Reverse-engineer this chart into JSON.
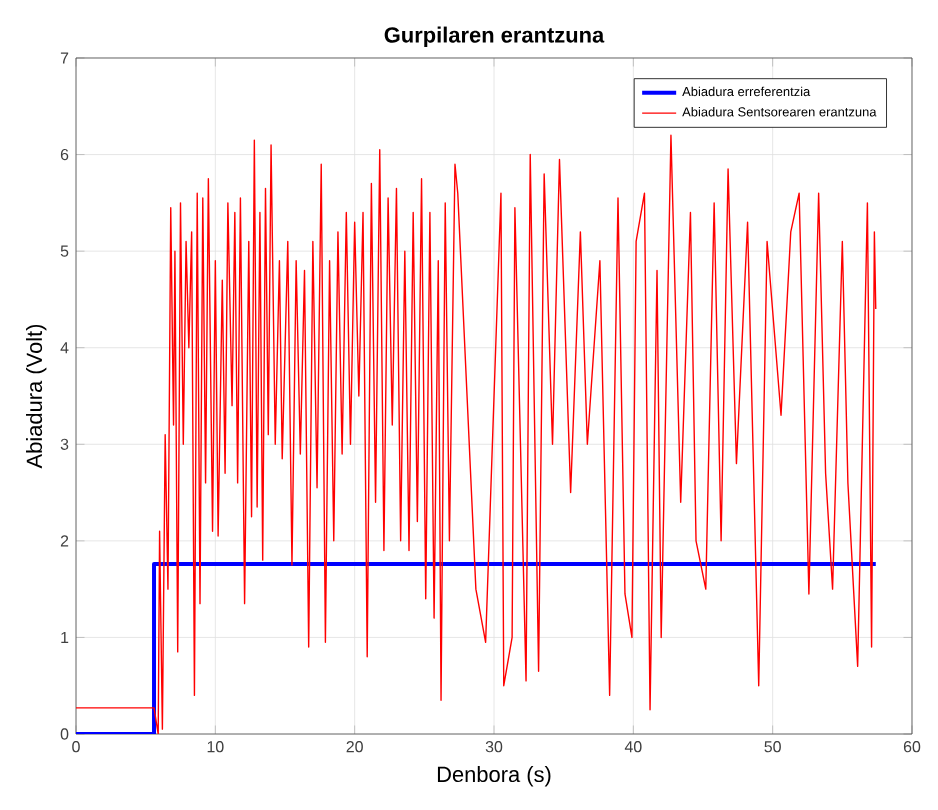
{
  "chart_data": {
    "type": "line",
    "title": "Gurpilaren erantzuna",
    "xlabel": "Denbora (s)",
    "ylabel": "Abiadura (Volt)",
    "xlim": [
      0,
      60
    ],
    "ylim": [
      0,
      7
    ],
    "xticks": [
      0,
      10,
      20,
      30,
      40,
      50,
      60
    ],
    "yticks": [
      0,
      1,
      2,
      3,
      4,
      5,
      6,
      7
    ],
    "grid": true,
    "legend": "top right",
    "marker": "none",
    "line_style": "solid",
    "series": [
      {
        "name": "Abiadura erreferentzia",
        "color": "#0000ff",
        "type": "step",
        "x": [
          0,
          5.6,
          57.4
        ],
        "values": [
          0,
          1.76,
          1.76
        ]
      },
      {
        "name": "Abiadura Sentsorearen erantzuna",
        "color": "#ff0000",
        "x": [
          0,
          5.6,
          5.9,
          6.0,
          6.2,
          6.4,
          6.6,
          6.8,
          7.0,
          7.1,
          7.3,
          7.5,
          7.7,
          7.9,
          8.1,
          8.3,
          8.5,
          8.7,
          8.9,
          9.1,
          9.3,
          9.5,
          9.8,
          10.0,
          10.2,
          10.5,
          10.7,
          10.9,
          11.2,
          11.4,
          11.6,
          11.8,
          12.1,
          12.4,
          12.6,
          12.8,
          13.0,
          13.2,
          13.4,
          13.6,
          13.8,
          14.0,
          14.3,
          14.6,
          14.8,
          15.2,
          15.5,
          15.8,
          16.1,
          16.4,
          16.7,
          17.0,
          17.3,
          17.6,
          17.9,
          18.2,
          18.5,
          18.8,
          19.1,
          19.4,
          19.7,
          20.0,
          20.3,
          20.6,
          20.9,
          21.2,
          21.5,
          21.8,
          22.1,
          22.4,
          22.7,
          23.0,
          23.3,
          23.6,
          23.9,
          24.2,
          24.5,
          24.8,
          25.1,
          25.4,
          25.7,
          26.0,
          26.2,
          26.5,
          26.8,
          27.2,
          27.4,
          28.7,
          29.4,
          30.5,
          30.7,
          31.3,
          31.5,
          32.3,
          32.6,
          33.2,
          33.6,
          34.2,
          34.7,
          35.5,
          36.2,
          36.7,
          37.6,
          38.3,
          38.9,
          39.4,
          39.9,
          40.2,
          40.8,
          41.2,
          41.7,
          42.0,
          42.7,
          43.4,
          44.1,
          44.5,
          45.2,
          45.8,
          46.3,
          46.8,
          47.4,
          48.2,
          49.0,
          49.6,
          50.6,
          51.3,
          51.9,
          52.6,
          53.3,
          53.8,
          54.3,
          55.0,
          55.4,
          56.1,
          56.8,
          57.1,
          57.3,
          57.4
        ],
        "values": [
          0.27,
          0.27,
          0.0,
          2.1,
          0.05,
          3.1,
          1.5,
          5.45,
          3.2,
          5.0,
          0.85,
          5.5,
          3.0,
          5.1,
          4.0,
          5.2,
          0.4,
          5.6,
          1.35,
          5.55,
          2.6,
          5.75,
          2.1,
          4.9,
          2.05,
          4.7,
          2.7,
          5.5,
          3.4,
          5.4,
          2.6,
          5.55,
          1.35,
          5.1,
          2.25,
          6.15,
          2.35,
          5.4,
          1.8,
          5.65,
          3.1,
          6.1,
          3.0,
          4.9,
          2.85,
          5.1,
          1.75,
          4.9,
          2.9,
          4.8,
          0.9,
          5.1,
          2.55,
          5.9,
          0.95,
          4.9,
          2.0,
          5.2,
          2.9,
          5.4,
          3.0,
          5.3,
          3.5,
          5.4,
          0.8,
          5.7,
          2.4,
          6.05,
          1.9,
          5.55,
          3.2,
          5.65,
          2.0,
          5.0,
          1.9,
          5.4,
          2.2,
          5.75,
          1.4,
          5.4,
          1.2,
          4.9,
          0.35,
          5.5,
          2.0,
          5.9,
          5.6,
          1.5,
          0.95,
          5.6,
          0.5,
          1.0,
          5.45,
          0.55,
          6.0,
          0.65,
          5.8,
          3.0,
          5.95,
          2.5,
          5.2,
          3.0,
          4.9,
          0.4,
          5.55,
          1.45,
          1.0,
          5.1,
          5.6,
          0.25,
          4.8,
          1.0,
          6.2,
          2.4,
          5.4,
          2.0,
          1.5,
          5.5,
          2.0,
          5.85,
          2.8,
          5.3,
          0.5,
          5.1,
          3.3,
          5.2,
          5.6,
          1.45,
          5.6,
          2.7,
          1.5,
          5.1,
          2.6,
          0.7,
          5.5,
          0.9,
          5.2,
          4.4
        ]
      }
    ]
  }
}
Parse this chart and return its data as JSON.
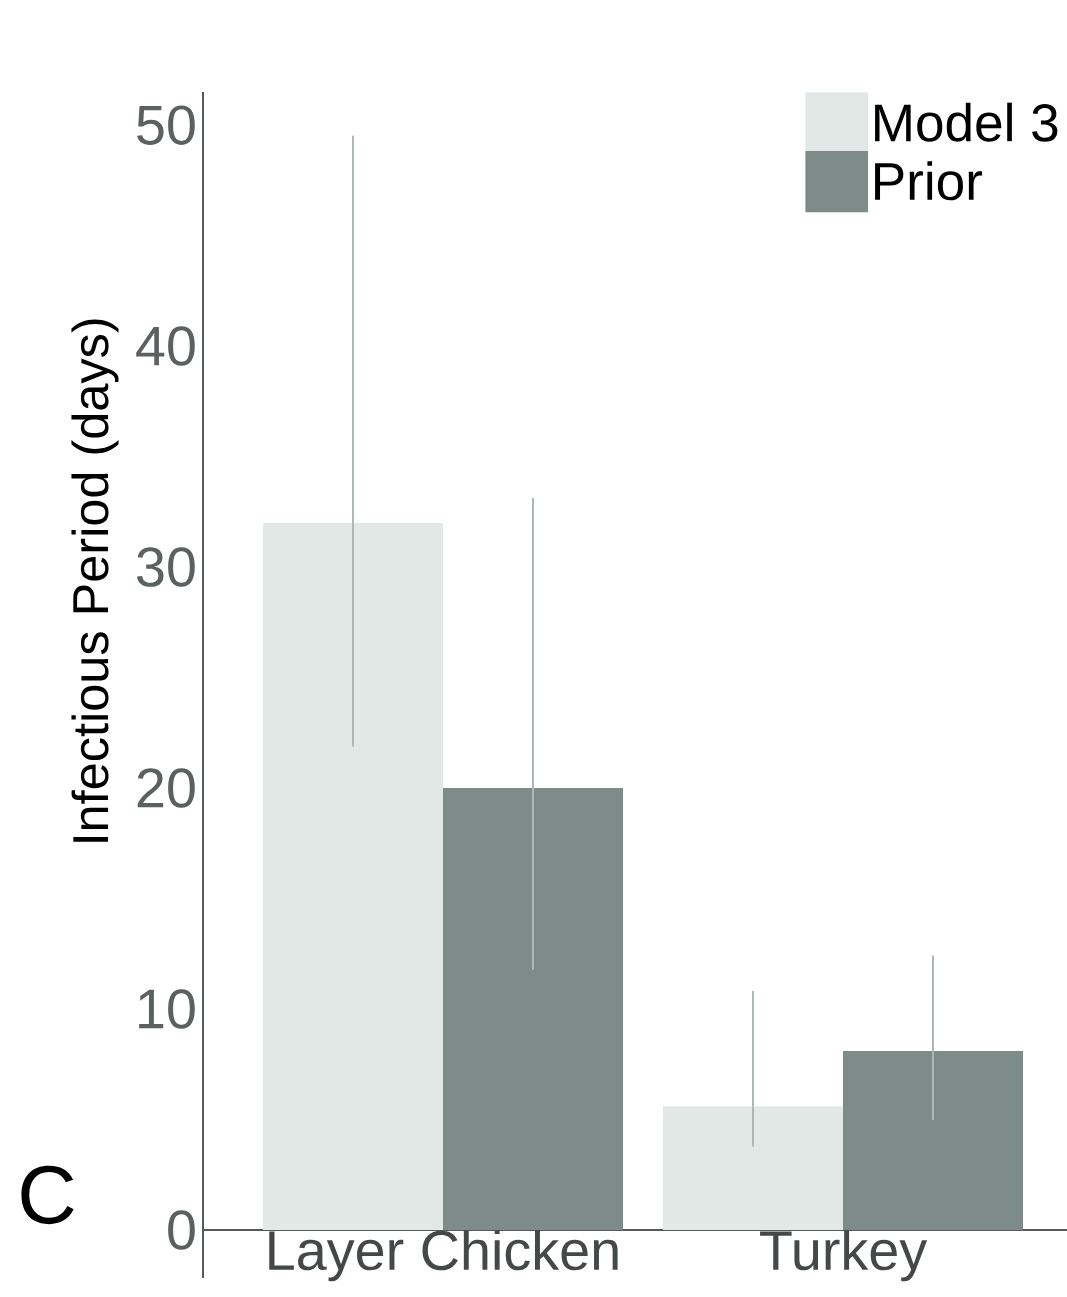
{
  "chart_data": {
    "type": "bar",
    "ylabel": "Infectious Period (days)",
    "categories": [
      "Layer Chicken",
      "Turkey"
    ],
    "series": [
      {
        "name": "Model 3",
        "color": "#e2e8e5",
        "values": [
          32,
          5.6
        ],
        "errors": [
          [
            22.3,
            49.1
          ],
          [
            4.2,
            10.4
          ]
        ]
      },
      {
        "name": "Prior",
        "color": "#7d8b89",
        "values": [
          20,
          8.1
        ],
        "errors": [
          [
            12.2,
            32.7
          ],
          [
            5.4,
            12
          ]
        ]
      }
    ],
    "ylim": [
      0,
      51.5
    ],
    "yticks": [
      0,
      10,
      20,
      30,
      40,
      50
    ],
    "legend": "top right",
    "annotations": [
      "C"
    ]
  }
}
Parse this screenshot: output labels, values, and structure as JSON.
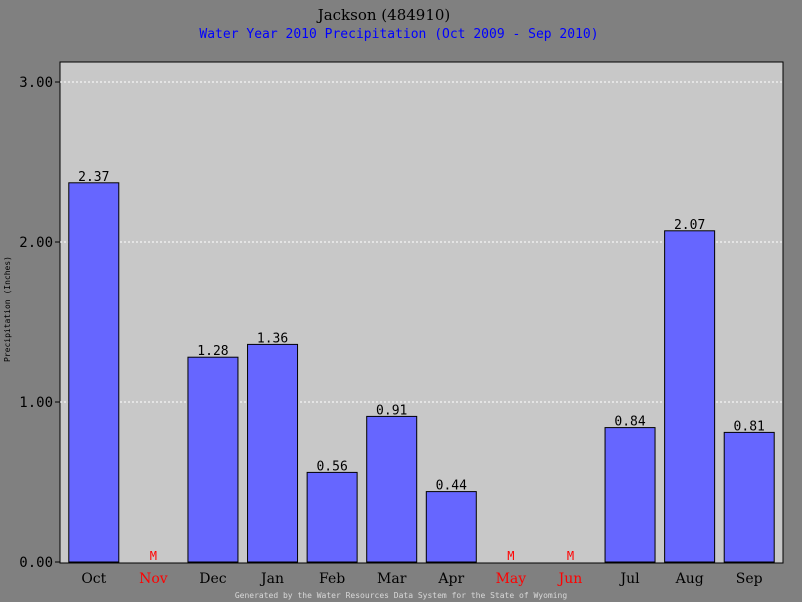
{
  "colors": {
    "background": "#808080",
    "plot_area": "#c8c8c8",
    "bar_fill": "#6666ff",
    "bar_stroke": "#000000",
    "subtitle": "#0000ff",
    "missing": "#ff0000",
    "footer": "#d8d8d8",
    "grid": "#ffffff"
  },
  "chart_data": {
    "type": "bar",
    "title": "Jackson (484910)",
    "subtitle": "Water Year 2010 Precipitation (Oct 2009 - Sep 2010)",
    "xlabel": "",
    "ylabel": "Precipitation (Inches)",
    "ylim": [
      0,
      3.0
    ],
    "yticks": [
      "0.00",
      "1.00",
      "2.00",
      "3.00"
    ],
    "grid": true,
    "categories": [
      "Oct",
      "Nov",
      "Dec",
      "Jan",
      "Feb",
      "Mar",
      "Apr",
      "May",
      "Jun",
      "Jul",
      "Aug",
      "Sep"
    ],
    "values": [
      2.37,
      null,
      1.28,
      1.36,
      0.56,
      0.91,
      0.44,
      null,
      null,
      0.84,
      2.07,
      0.81
    ],
    "value_labels": [
      "2.37",
      "M",
      "1.28",
      "1.36",
      "0.56",
      "0.91",
      "0.44",
      "M",
      "M",
      "0.84",
      "2.07",
      "0.81"
    ],
    "missing_marker": "M"
  },
  "footer": "Generated by the Water Resources Data System for the State of Wyoming"
}
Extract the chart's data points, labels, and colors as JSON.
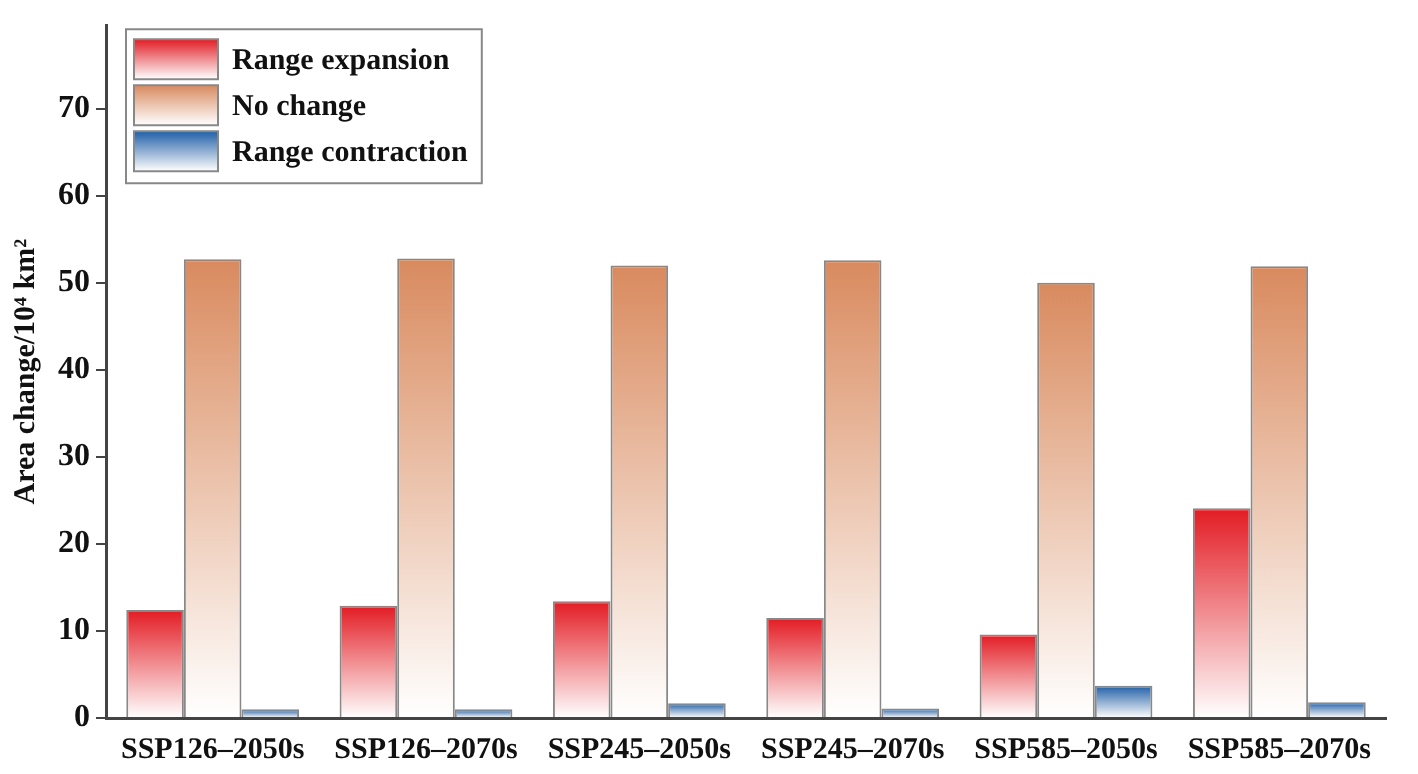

====

▶ YOUR TASK
Output the lines above in full and exactly as given, omitting any pictures.

▶ ANSWER
Reverse-engineer this chart into JSON.
{
  "chart_data": {
    "type": "line",
    "title": "Gurpilaren erantzuna",
    "xlabel": "Denbora (s)",
    "ylabel": "Abiadura (Volt)",
    "xlim": [
      0,
      60
    ],
    "ylim": [
      0,
      7
    ],
    "xticks": [
      0,
      10,
      20,
      30,
      40,
      50,
      60
    ],
    "yticks": [
      0,
      1,
      2,
      3,
      4,
      5,
      6,
      7
    ],
    "grid": true,
    "legend": "top right",
    "marker": "none",
    "line_style": "solid",
    "series": [
      {
        "name": "Abiadura erreferentzia",
        "color": "#0000ff",
        "type": "step",
        "x": [
          0,
          5.6,
          57.4
        ],
        "values": [
          0,
          1.76,
          1.76
        ]
      },
      {
        "name": "Abiadura Sentsorearen erantzuna",
        "color": "#ff0000",
        "x": [
          0,
          5.6,
          5.9,
          6.0,
          6.2,
          6.4,
          6.6,
          6.8,
          7.0,
          7.1,
          7.3,
          7.5,
          7.7,
          7.9,
          8.1,
          8.3,
          8.5,
          8.7,
          8.9,
          9.1,
          9.3,
          9.5,
          9.8,
          10.0,
          10.2,
          10.5,
          10.7,
          10.9,
          11.2,
          11.4,
          11.6,
          11.8,
          12.1,
          12.4,
          12.6,
          12.8,
          13.0,
          13.2,
          13.4,
          13.6,
          13.8,
          14.0,
          14.3,
          14.6,
          14.8,
          15.2,
          15.5,
          15.8,
          16.1,
          16.4,
          16.7,
          17.0,
          17.3,
          17.6,
          17.9,
          18.2,
          18.5,
          18.8,
          19.1,
          19.4,
          19.7,
          20.0,
          20.3,
          20.6,
          20.9,
          21.2,
          21.5,
          21.8,
          22.1,
          22.4,
          22.7,
          23.0,
          23.3,
          23.6,
          23.9,
          24.2,
          24.5,
          24.8,
          25.1,
          25.4,
          25.7,
          26.0,
          26.2,
          26.5,
          26.8,
          27.2,
          27.4,
          28.7,
          29.4,
          30.5,
          30.7,
          31.3,
          31.5,
          32.3,
          32.6,
          33.2,
          33.6,
          34.2,
          34.7,
          35.5,
          36.2,
          36.7,
          37.6,
          38.3,
          38.9,
          39.4,
          39.9,
          40.2,
          40.8,
          41.2,
          41.7,
          42.0,
          42.7,
          43.4,
          44.1,
          44.5,
          45.2,
          45.8,
          46.3,
          46.8,
          47.4,
          48.2,
          49.0,
          49.6,
          50.6,
          51.3,
          51.9,
          52.6,
          53.3,
          53.8,
          54.3,
          55.0,
          55.4,
          56.1,
          56.8,
          57.1,
          57.3,
          57.4
        ],
        "values": [
          0.27,
          0.27,
          0.0,
          2.1,
          0.05,
          3.1,
          1.5,
          5.45,
          3.2,
          5.0,
          0.85,
          5.5,
          3.0,
          5.1,
          4.0,
          5.2,
          0.4,
          5.6,
          1.35,
          5.55,
          2.6,
          5.75,
          2.1,
          4.9,
          2.05,
          4.7,
          2.7,
          5.5,
          3.4,
          5.4,
          2.6,
          5.55,
          1.35,
          5.1,
          2.25,
          6.15,
          2.35,
          5.4,
          1.8,
          5.65,
          3.1,
          6.1,
          3.0,
          4.9,
          2.85,
          5.1,
          1.75,
          4.9,
          2.9,
          4.8,
          0.9,
          5.1,
          2.55,
          5.9,
          0.95,
          4.9,
          2.0,
          5.2,
          2.9,
          5.4,
          3.0,
          5.3,
          3.5,
          5.4,
          0.8,
          5.7,
          2.4,
          6.05,
          1.9,
          5.55,
          3.2,
          5.65,
          2.0,
          5.0,
          1.9,
          5.4,
          2.2,
          5.75,
          1.4,
          5.4,
          1.2,
          4.9,
          0.35,
          5.5,
          2.0,
          5.9,
          5.6,
          1.5,
          0.95,
          5.6,
          0.5,
          1.0,
          5.45,
          0.55,
          6.0,
          0.65,
          5.8,
          3.0,
          5.95,
          2.5,
          5.2,
          3.0,
          4.9,
          0.4,
          5.55,
          1.45,
          1.0,
          5.1,
          5.6,
          0.25,
          4.8,
          1.0,
          6.2,
          2.4,
          5.4,
          2.0,
          1.5,
          5.5,
          2.0,
          5.85,
          2.8,
          5.3,
          0.5,
          5.1,
          3.3,
          5.2,
          5.6,
          1.45,
          5.6,
          2.7,
          1.5,
          5.1,
          2.6,
          0.7,
          5.5,
          0.9,
          5.2,
          4.4
        ]
      }
    ]
  }
}
Parse this chart and return its data as JSON.
{
  "chart_data": {
    "type": "bar",
    "ylabel": "Infectious Period (days)",
    "categories": [
      "Layer Chicken",
      "Turkey"
    ],
    "series": [
      {
        "name": "Model 3",
        "color": "#e2e8e5",
        "values": [
          32,
          5.6
        ],
        "errors": [
          [
            22.3,
            49.1
          ],
          [
            4.2,
            10.4
          ]
        ]
      },
      {
        "name": "Prior",
        "color": "#7d8b89",
        "values": [
          20,
          8.1
        ],
        "errors": [
          [
            12.2,
            32.7
          ],
          [
            5.4,
            12
          ]
        ]
      }
    ],
    "ylim": [
      0,
      51.5
    ],
    "yticks": [
      0,
      10,
      20,
      30,
      40,
      50
    ],
    "legend": "top right",
    "annotations": [
      "C"
    ]
  }
}
Parse this screenshot: output labels, values, and structure as JSON.
{
  "colors": {
    "background": "#808080",
    "plot_area": "#c8c8c8",
    "bar_fill": "#6666ff",
    "bar_stroke": "#000000",
    "subtitle": "#0000ff",
    "missing": "#ff0000",
    "footer": "#d8d8d8",
    "grid": "#ffffff"
  },
  "chart_data": {
    "type": "bar",
    "title": "Jackson (484910)",
    "subtitle": "Water Year 2010 Precipitation (Oct 2009 - Sep 2010)",
    "xlabel": "",
    "ylabel": "Precipitation (Inches)",
    "ylim": [
      0,
      3.0
    ],
    "yticks": [
      "0.00",
      "1.00",
      "2.00",
      "3.00"
    ],
    "grid": true,
    "categories": [
      "Oct",
      "Nov",
      "Dec",
      "Jan",
      "Feb",
      "Mar",
      "Apr",
      "May",
      "Jun",
      "Jul",
      "Aug",
      "Sep"
    ],
    "values": [
      2.37,
      null,
      1.28,
      1.36,
      0.56,
      0.91,
      0.44,
      null,
      null,
      0.84,
      2.07,
      0.81
    ],
    "value_labels": [
      "2.37",
      "M",
      "1.28",
      "1.36",
      "0.56",
      "0.91",
      "0.44",
      "M",
      "M",
      "0.84",
      "2.07",
      "0.81"
    ],
    "missing_marker": "M"
  },
  "footer": "Generated by the Water Resources Data System for the State of Wyoming"
}
Extract the chart's data points, labels, and colors as JSON.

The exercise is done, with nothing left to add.